# Dataset records start

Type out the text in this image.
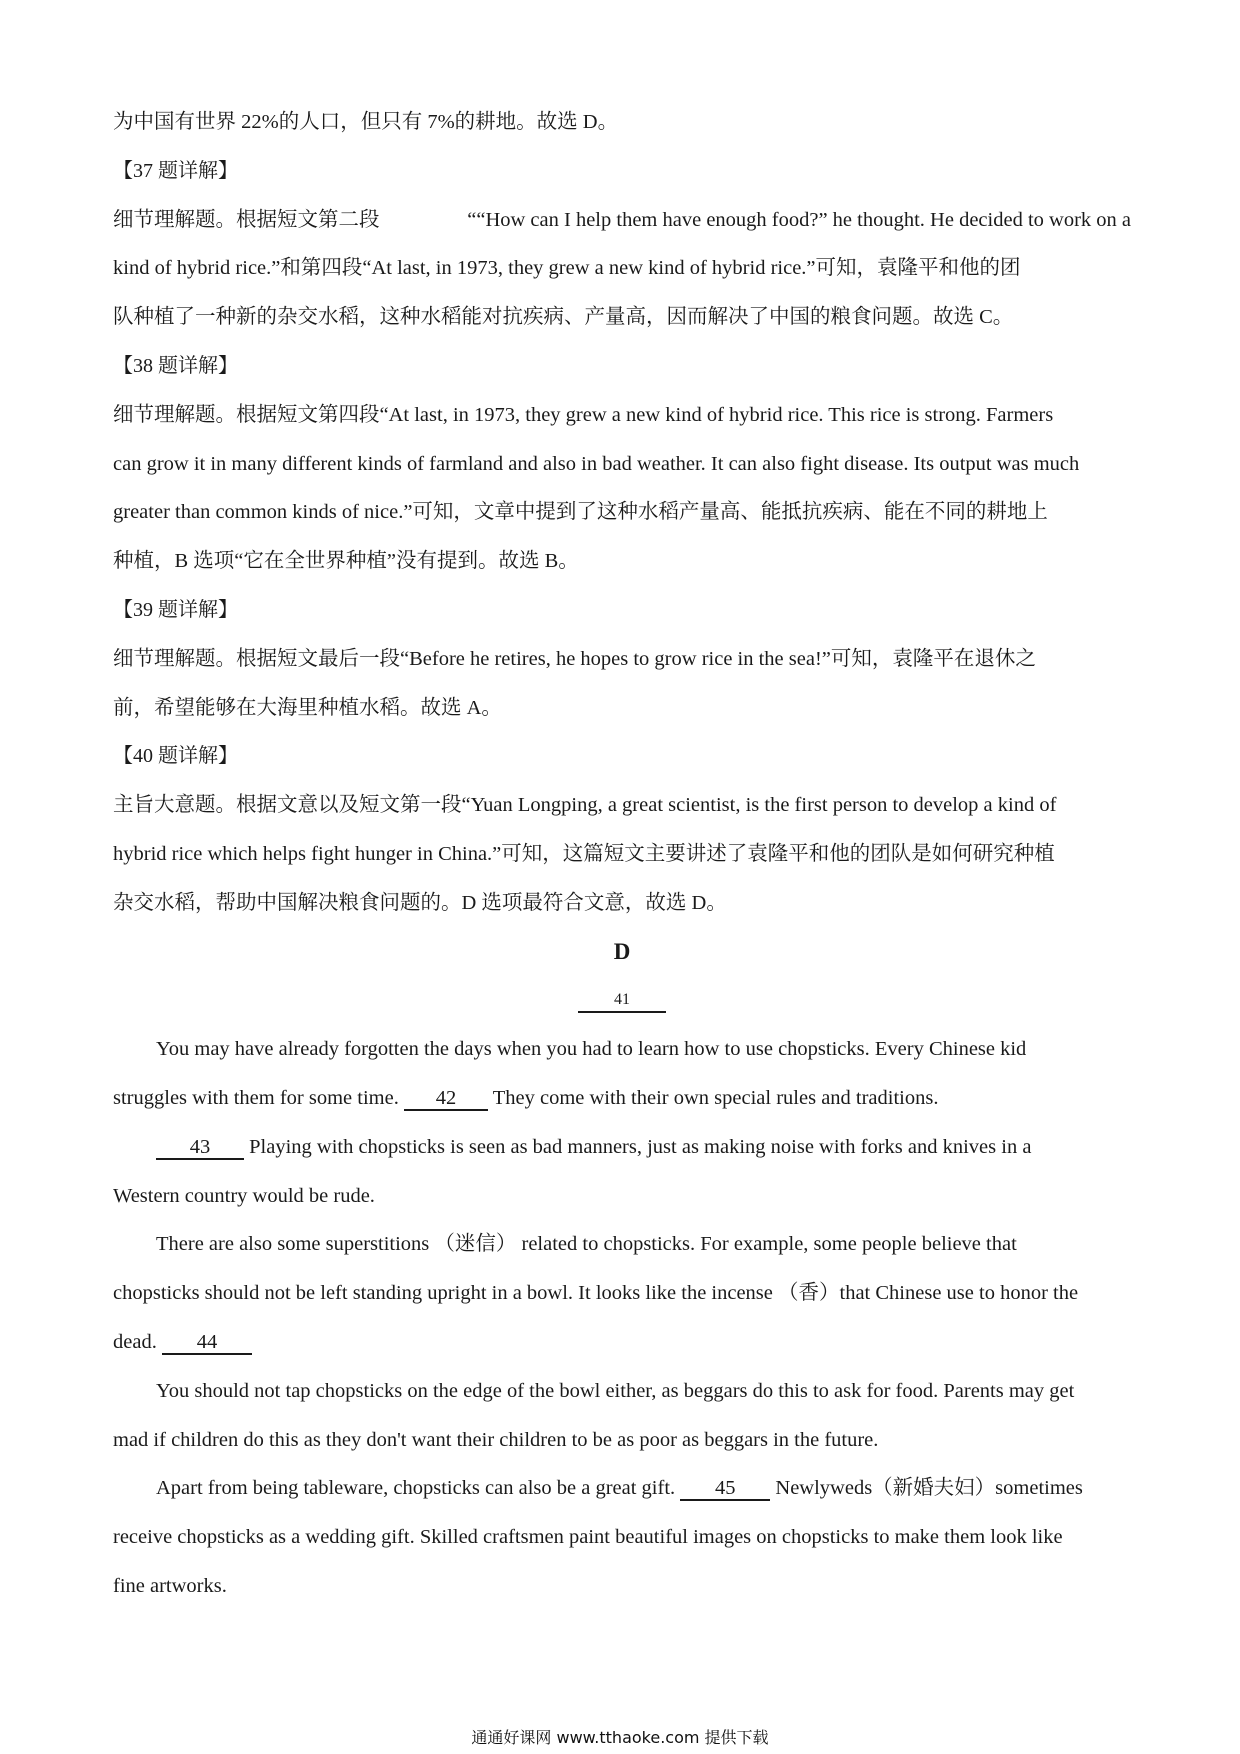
为中国有世界 22%的人口，但只有 7%的耕地。故选 D。
【37 题详解】
细节理解题。根据短文第二段	““How can I help them have enough food?” he thought. He decided to work on a
kind of hybrid rice.”和第四段“At last, in 1973, they grew a new kind of hybrid rice.”可知，袁隆平和他的团
队种植了一种新的杂交水稻，这种水稻能对抗疾病、产量高，因而解决了中国的粮食问题。故选 C。
【38 题详解】
细节理解题。根据短文第四段“At last, in 1973, they grew a new kind of hybrid rice. This rice is strong. Farmers
can grow it in many different kinds of farmland and also in bad weather. It can also fight disease. Its output was much
greater than common kinds of nice.”可知，文章中提到了这种水稻产量高、能抵抗疾病、能在不同的耕地上
种植，B 选项“它在全世界种植”没有提到。故选 B。
【39 题详解】
细节理解题。根据短文最后一段“Before he retires, he hopes to grow rice in the sea!”可知，袁隆平在退休之
前，希望能够在大海里种植水稻。故选 A。
【40 题详解】
主旨大意题。根据文意以及短文第一段“Yuan Longping, a great scientist, is the first person to develop a kind of
hybrid rice which helps fight hunger in China.”可知，这篇短文主要讲述了袁隆平和他的团队是如何研究种植
杂交水稻，帮助中国解决粮食问题的。D 选项最符合文意，故选 D。
D
41
You may have already forgotten the days when you had to learn how to use chopsticks. Every Chinese kid
struggles with them for some time. 42 They come with their own special rules and traditions.
43 Playing with chopsticks is seen as bad manners, just as making noise with forks and knives in a
Western country would be rude.
There are also some superstitions （迷信） related to chopsticks. For example, some people believe that
chopsticks should not be left standing upright in a bowl. It looks like the incense （香）that Chinese use to honor the
dead. 44
You should not tap chopsticks on the edge of the bowl either, as beggars do this to ask for food. Parents may get
mad if children do this as they don't want their children to be as poor as beggars in the future.
Apart from being tableware, chopsticks can also be a great gift. 45 Newlyweds（新婚夫妇）sometimes
receive chopsticks as a wedding gift. Skilled craftsmen paint beautiful images on chopsticks to make them look like
fine artworks.
通通好课网 www.tthaoke.com 提供下载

# Dataset records end

● Task to carry out: Search the data for "beggars". Copy every line that has it.

● Problem solution:
You should not tap chopsticks on the edge of the bowl either, as beggars do this to ask for food. Parents may get
mad if children do this as they don't want their children to be as poor as beggars in the future.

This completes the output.